[Dataset items]
====
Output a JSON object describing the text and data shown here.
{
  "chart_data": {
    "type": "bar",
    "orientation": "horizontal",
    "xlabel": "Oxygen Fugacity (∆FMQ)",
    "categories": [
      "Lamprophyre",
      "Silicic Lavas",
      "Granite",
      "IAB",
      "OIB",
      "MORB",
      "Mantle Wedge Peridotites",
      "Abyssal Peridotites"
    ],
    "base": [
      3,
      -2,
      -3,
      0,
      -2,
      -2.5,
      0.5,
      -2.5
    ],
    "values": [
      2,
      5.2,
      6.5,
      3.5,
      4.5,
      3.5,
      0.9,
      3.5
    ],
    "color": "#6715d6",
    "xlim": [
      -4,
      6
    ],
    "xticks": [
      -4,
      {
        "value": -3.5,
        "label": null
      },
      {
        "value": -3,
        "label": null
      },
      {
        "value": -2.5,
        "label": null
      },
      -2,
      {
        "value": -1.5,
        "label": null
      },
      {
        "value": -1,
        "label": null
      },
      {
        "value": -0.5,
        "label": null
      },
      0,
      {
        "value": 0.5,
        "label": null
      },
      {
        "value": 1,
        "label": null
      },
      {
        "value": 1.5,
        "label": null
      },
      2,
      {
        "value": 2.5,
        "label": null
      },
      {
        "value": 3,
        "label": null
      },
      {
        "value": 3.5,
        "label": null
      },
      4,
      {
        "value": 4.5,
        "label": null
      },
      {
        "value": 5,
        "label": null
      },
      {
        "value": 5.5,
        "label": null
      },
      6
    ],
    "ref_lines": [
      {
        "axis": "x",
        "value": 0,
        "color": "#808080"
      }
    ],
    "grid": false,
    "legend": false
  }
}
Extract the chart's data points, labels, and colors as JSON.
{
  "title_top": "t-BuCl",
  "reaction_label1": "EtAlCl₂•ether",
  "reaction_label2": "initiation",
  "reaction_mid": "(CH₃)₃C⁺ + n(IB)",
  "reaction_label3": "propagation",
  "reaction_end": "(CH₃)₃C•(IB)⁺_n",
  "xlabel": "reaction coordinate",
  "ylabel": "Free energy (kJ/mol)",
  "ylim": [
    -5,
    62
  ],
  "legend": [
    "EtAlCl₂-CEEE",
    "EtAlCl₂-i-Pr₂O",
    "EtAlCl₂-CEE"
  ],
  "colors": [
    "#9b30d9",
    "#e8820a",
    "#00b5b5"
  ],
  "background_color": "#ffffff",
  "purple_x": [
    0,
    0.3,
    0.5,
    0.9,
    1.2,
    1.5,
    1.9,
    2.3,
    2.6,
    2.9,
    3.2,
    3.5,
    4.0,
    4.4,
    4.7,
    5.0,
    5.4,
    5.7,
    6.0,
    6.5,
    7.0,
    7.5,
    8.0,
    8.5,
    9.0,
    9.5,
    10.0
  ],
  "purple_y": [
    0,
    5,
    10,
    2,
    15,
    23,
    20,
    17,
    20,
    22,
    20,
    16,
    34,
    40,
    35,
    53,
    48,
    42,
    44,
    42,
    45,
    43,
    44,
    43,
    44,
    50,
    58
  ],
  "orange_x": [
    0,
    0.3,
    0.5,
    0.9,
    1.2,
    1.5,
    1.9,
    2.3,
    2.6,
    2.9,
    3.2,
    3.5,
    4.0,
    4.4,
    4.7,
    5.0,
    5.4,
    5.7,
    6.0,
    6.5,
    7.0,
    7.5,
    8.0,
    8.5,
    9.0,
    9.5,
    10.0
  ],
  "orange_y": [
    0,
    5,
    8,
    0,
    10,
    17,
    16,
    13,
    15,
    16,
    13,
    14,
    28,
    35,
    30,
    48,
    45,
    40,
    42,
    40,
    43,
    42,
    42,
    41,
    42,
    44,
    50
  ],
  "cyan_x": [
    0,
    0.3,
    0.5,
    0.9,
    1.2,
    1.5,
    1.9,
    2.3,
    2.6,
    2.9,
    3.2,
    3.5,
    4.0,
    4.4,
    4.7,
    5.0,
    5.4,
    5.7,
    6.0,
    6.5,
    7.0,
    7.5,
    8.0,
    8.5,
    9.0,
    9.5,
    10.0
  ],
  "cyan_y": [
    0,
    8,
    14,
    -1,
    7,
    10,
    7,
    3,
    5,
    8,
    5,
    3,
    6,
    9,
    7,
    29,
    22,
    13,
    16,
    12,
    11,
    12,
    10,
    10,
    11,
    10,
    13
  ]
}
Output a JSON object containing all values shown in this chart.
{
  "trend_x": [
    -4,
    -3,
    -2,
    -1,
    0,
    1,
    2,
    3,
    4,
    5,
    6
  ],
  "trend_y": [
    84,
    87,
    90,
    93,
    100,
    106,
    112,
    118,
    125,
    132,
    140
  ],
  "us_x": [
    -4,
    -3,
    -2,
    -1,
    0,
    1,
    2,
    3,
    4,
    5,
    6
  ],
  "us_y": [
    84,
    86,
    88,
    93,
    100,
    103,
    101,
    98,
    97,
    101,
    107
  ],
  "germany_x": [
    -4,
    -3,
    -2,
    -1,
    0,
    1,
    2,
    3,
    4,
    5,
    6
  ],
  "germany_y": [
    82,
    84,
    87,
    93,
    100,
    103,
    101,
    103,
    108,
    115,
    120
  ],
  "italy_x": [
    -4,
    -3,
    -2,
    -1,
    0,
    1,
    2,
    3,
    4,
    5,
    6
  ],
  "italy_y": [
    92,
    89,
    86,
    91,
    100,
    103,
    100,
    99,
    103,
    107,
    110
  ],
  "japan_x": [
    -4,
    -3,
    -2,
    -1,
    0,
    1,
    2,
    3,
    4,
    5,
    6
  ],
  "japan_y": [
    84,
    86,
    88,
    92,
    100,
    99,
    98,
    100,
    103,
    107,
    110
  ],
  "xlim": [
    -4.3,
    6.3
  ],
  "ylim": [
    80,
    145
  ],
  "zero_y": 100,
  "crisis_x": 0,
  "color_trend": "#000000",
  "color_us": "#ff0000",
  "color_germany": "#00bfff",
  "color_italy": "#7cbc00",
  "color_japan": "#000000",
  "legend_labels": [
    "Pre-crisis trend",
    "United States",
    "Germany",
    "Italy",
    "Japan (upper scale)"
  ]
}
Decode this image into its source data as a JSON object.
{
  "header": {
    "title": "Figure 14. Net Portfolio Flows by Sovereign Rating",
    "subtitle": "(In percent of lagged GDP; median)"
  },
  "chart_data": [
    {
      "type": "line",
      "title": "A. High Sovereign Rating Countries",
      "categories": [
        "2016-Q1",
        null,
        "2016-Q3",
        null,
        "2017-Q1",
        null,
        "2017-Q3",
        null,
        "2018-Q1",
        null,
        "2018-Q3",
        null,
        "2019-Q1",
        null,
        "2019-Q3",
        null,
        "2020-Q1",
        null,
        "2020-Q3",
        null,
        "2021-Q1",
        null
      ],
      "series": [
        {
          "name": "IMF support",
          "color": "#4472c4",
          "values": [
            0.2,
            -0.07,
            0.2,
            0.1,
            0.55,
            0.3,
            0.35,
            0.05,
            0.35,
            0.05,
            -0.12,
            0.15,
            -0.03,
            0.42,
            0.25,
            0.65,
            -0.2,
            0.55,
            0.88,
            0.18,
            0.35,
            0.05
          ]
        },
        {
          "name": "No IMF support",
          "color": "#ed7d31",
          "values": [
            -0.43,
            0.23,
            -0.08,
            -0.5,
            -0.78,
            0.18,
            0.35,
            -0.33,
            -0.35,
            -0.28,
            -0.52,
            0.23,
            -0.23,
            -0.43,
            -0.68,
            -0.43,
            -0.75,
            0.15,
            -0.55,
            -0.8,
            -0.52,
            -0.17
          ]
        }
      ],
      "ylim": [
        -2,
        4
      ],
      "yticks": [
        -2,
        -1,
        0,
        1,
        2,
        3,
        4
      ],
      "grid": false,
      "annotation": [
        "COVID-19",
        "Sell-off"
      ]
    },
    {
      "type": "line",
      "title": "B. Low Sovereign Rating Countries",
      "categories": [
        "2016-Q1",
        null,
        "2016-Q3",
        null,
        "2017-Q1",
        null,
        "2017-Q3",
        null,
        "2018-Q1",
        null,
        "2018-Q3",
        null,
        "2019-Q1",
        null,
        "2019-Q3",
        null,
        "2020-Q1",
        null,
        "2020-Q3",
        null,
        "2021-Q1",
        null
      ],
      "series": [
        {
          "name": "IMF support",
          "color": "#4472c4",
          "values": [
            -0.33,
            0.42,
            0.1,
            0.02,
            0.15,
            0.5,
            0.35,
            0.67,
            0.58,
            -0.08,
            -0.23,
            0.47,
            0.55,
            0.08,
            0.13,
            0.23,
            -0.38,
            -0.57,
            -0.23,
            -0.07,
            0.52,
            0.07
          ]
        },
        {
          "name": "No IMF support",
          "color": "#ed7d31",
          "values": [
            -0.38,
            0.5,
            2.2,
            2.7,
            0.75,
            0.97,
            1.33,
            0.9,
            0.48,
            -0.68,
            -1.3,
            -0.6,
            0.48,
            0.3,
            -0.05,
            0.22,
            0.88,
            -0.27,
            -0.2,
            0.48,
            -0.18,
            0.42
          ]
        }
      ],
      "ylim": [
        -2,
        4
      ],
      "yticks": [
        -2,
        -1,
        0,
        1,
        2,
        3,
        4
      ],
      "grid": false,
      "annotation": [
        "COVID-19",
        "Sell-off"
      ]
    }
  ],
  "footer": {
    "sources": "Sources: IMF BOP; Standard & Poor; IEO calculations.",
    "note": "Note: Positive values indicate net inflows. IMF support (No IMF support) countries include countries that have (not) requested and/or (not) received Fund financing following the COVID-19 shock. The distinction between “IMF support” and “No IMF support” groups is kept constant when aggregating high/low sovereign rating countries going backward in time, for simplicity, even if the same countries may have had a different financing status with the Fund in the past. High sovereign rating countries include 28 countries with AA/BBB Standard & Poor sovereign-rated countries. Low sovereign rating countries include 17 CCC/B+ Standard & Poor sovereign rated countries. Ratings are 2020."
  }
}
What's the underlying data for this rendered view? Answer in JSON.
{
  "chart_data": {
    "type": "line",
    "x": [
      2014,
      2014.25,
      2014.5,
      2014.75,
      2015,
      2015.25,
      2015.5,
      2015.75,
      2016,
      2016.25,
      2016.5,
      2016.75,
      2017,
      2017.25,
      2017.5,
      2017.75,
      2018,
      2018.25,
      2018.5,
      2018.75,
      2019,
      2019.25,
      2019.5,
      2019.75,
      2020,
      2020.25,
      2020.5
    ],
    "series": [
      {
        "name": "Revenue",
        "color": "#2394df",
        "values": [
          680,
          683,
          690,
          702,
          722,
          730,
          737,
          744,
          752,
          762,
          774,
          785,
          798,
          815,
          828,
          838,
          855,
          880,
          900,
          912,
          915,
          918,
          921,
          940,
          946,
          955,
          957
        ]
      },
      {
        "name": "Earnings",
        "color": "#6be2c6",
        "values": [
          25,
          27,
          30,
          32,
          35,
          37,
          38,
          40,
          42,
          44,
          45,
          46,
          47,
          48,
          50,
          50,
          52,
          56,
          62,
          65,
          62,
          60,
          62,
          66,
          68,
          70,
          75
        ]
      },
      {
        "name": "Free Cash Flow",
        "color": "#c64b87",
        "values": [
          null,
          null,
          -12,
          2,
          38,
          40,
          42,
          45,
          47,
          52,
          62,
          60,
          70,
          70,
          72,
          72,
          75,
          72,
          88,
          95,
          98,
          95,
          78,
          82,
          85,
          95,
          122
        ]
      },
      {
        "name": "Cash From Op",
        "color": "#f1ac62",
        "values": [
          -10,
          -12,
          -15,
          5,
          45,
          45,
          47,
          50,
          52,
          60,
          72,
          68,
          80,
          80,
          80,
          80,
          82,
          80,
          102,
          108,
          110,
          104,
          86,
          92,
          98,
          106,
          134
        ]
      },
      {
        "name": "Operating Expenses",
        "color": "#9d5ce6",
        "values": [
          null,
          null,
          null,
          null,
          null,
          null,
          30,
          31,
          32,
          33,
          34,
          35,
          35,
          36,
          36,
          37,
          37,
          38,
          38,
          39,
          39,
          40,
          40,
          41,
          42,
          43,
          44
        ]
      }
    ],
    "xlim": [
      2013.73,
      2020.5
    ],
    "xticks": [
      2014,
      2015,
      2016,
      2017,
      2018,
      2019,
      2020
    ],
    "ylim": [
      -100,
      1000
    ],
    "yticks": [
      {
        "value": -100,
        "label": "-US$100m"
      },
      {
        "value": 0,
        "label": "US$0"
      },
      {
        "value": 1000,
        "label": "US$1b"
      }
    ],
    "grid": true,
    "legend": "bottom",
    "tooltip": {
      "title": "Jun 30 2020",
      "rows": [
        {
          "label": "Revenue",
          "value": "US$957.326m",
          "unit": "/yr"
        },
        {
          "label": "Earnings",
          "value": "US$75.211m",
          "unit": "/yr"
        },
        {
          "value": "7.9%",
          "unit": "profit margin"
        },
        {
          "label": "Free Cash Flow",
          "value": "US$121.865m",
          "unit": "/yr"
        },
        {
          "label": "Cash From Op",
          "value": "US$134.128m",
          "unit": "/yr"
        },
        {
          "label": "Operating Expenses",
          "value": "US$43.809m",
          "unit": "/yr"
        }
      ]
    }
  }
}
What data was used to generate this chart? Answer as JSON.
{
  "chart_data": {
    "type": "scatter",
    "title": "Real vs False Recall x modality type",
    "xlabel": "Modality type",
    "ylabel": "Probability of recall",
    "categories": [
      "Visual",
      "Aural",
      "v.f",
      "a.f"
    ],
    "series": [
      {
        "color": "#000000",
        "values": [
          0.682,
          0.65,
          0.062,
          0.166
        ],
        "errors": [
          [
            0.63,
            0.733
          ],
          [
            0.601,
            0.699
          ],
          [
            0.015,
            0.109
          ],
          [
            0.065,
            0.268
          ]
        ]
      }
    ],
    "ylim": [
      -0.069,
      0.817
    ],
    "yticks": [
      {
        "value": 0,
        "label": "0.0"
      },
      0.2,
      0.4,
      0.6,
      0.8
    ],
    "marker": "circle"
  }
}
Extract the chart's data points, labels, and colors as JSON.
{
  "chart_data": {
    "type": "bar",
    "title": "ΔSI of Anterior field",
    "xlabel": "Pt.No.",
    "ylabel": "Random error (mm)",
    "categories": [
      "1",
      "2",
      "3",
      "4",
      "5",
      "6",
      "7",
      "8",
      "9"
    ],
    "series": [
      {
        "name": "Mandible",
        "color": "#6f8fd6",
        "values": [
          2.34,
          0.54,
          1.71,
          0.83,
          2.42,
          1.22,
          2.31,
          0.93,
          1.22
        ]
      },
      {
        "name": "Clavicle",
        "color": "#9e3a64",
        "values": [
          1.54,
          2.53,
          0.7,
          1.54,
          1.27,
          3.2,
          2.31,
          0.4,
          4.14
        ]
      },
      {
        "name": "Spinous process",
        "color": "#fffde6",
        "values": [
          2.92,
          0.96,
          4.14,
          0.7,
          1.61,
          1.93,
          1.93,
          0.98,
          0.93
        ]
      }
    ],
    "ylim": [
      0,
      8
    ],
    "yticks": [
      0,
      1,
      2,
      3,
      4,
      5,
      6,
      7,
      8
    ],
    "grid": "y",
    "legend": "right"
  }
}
====
**Exercise brief:** Each line above that includes "name" should be shown.

**Solved problem:**
          "name": "IMF support",
          "name": "No IMF support",
          "name": "IMF support",
          "name": "No IMF support",
        "name": "Revenue",
        "name": "Earnings",
        "name": "Free Cash Flow",
        "name": "Cash From Op",
        "name": "Operating Expenses",
        "name": "Mandible",
        "name": "Clavicle",
        "name": "Spinous process",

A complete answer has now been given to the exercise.